====== GIVEN RECORDS ======

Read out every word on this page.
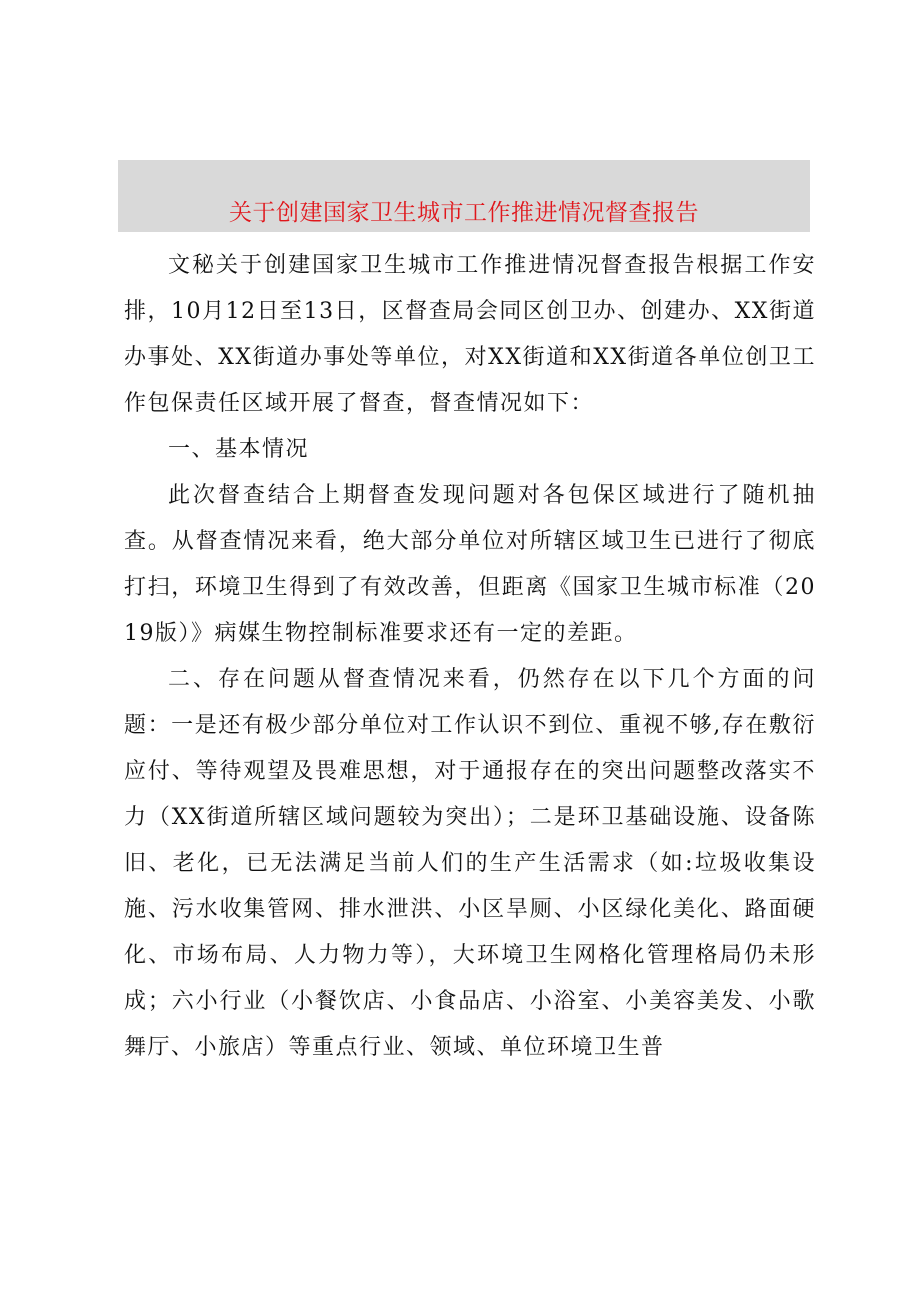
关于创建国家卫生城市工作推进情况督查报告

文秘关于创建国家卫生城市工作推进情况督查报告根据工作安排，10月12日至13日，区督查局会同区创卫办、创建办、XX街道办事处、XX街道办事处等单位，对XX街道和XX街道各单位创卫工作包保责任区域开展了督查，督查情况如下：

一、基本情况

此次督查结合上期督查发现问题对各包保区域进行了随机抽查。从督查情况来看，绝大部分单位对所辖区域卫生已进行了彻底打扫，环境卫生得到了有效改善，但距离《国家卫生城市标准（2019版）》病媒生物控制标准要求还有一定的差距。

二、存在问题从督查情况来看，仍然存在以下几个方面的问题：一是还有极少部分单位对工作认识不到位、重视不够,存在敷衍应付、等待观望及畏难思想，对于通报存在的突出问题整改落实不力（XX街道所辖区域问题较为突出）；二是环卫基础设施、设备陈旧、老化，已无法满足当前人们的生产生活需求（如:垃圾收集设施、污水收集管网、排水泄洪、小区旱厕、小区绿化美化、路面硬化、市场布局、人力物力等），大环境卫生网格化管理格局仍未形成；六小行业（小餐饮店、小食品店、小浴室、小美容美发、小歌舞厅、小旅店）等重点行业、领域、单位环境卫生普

======

§ **EXERCISE TASK**
Reproduce the material above in full, exactly, with no images.

§ **ANSWER TO THIS TASK**
Read out every word on this page.
关于创建国家卫生城市工作推进情况督查报告

文秘关于创建国家卫生城市工作推进情况督查报告根据工作安排，10月12日至13日，区督查局会同区创卫办、创建办、XX街道办事处、XX街道办事处等单位，对XX街道和XX街道各单位创卫工作包保责任区域开展了督查，督查情况如下：

一、基本情况

此次督查结合上期督查发现问题对各包保区域进行了随机抽查。从督查情况来看，绝大部分单位对所辖区域卫生已进行了彻底打扫，环境卫生得到了有效改善，但距离《国家卫生城市标准（2019版）》病媒生物控制标准要求还有一定的差距。

二、存在问题从督查情况来看，仍然存在以下几个方面的问题：一是还有极少部分单位对工作认识不到位、重视不够,存在敷衍应付、等待观望及畏难思想，对于通报存在的突出问题整改落实不力（XX街道所辖区域问题较为突出）；二是环卫基础设施、设备陈旧、老化，已无法满足当前人们的生产生活需求（如:垃圾收集设施、污水收集管网、排水泄洪、小区旱厕、小区绿化美化、路面硬化、市场布局、人力物力等），大环境卫生网格化管理格局仍未形成；六小行业（小餐饮店、小食品店、小浴室、小美容美发、小歌舞厅、小旅店）等重点行业、领域、单位环境卫生普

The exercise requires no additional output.